# Given problem:
Type every record exactly as it appears.

---- Data records

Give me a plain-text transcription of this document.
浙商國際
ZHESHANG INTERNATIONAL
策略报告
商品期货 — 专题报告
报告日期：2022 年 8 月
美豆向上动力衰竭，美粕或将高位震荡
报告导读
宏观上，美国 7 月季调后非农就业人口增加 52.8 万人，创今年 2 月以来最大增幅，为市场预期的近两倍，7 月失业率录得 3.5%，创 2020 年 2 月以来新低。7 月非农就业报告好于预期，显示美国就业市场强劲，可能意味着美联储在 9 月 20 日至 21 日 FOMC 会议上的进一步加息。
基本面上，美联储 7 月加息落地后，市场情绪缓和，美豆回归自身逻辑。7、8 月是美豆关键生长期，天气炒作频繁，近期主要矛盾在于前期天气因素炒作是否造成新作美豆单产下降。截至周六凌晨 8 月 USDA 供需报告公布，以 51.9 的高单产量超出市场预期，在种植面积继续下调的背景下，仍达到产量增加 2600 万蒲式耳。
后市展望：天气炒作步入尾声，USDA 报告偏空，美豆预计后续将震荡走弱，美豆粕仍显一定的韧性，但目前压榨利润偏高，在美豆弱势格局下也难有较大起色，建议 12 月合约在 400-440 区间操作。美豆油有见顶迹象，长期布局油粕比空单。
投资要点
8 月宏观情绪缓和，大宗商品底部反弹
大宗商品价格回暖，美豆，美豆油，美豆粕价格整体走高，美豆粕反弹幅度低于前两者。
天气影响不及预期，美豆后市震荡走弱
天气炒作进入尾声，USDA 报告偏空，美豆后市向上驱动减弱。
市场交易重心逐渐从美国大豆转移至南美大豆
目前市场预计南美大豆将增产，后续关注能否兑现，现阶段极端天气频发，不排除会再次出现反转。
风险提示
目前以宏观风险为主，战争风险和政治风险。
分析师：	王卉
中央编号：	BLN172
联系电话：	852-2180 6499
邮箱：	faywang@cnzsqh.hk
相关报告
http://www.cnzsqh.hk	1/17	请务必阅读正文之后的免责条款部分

--------

# Output for this exercise:
Give me a plain-text transcription of this document.
浙商國際
ZHESHANG INTERNATIONAL
策略报告
商品期货 — 专题报告
报告日期：2022 年 8 月
美豆向上动力衰竭，美粕或将高位震荡
报告导读
宏观上，美国 7 月季调后非农就业人口增加 52.8 万人，创今年 2 月以来最大增幅，为市场预期的近两倍，7 月失业率录得 3.5%，创 2020 年 2 月以来新低。7 月非农就业报告好于预期，显示美国就业市场强劲，可能意味着美联储在 9 月 20 日至 21 日 FOMC 会议上的进一步加息。
基本面上，美联储 7 月加息落地后，市场情绪缓和，美豆回归自身逻辑。7、8 月是美豆关键生长期，天气炒作频繁，近期主要矛盾在于前期天气因素炒作是否造成新作美豆单产下降。截至周六凌晨 8 月 USDA 供需报告公布，以 51.9 的高单产量超出市场预期，在种植面积继续下调的背景下，仍达到产量增加 2600 万蒲式耳。
后市展望：天气炒作步入尾声，USDA 报告偏空，美豆预计后续将震荡走弱，美豆粕仍显一定的韧性，但目前压榨利润偏高，在美豆弱势格局下也难有较大起色，建议 12 月合约在 400-440 区间操作。美豆油有见顶迹象，长期布局油粕比空单。
投资要点
8 月宏观情绪缓和，大宗商品底部反弹
大宗商品价格回暖，美豆，美豆油，美豆粕价格整体走高，美豆粕反弹幅度低于前两者。
天气影响不及预期，美豆后市震荡走弱
天气炒作进入尾声，USDA 报告偏空，美豆后市向上驱动减弱。
市场交易重心逐渐从美国大豆转移至南美大豆
目前市场预计南美大豆将增产，后续关注能否兑现，现阶段极端天气频发，不排除会再次出现反转。
风险提示
目前以宏观风险为主，战争风险和政治风险。
分析师：	王卉
中央编号：	BLN172
联系电话：	852-2180 6499
邮箱：	faywang@cnzsqh.hk
相关报告
http://www.cnzsqh.hk	1/17	请务必阅读正文之后的免责条款部分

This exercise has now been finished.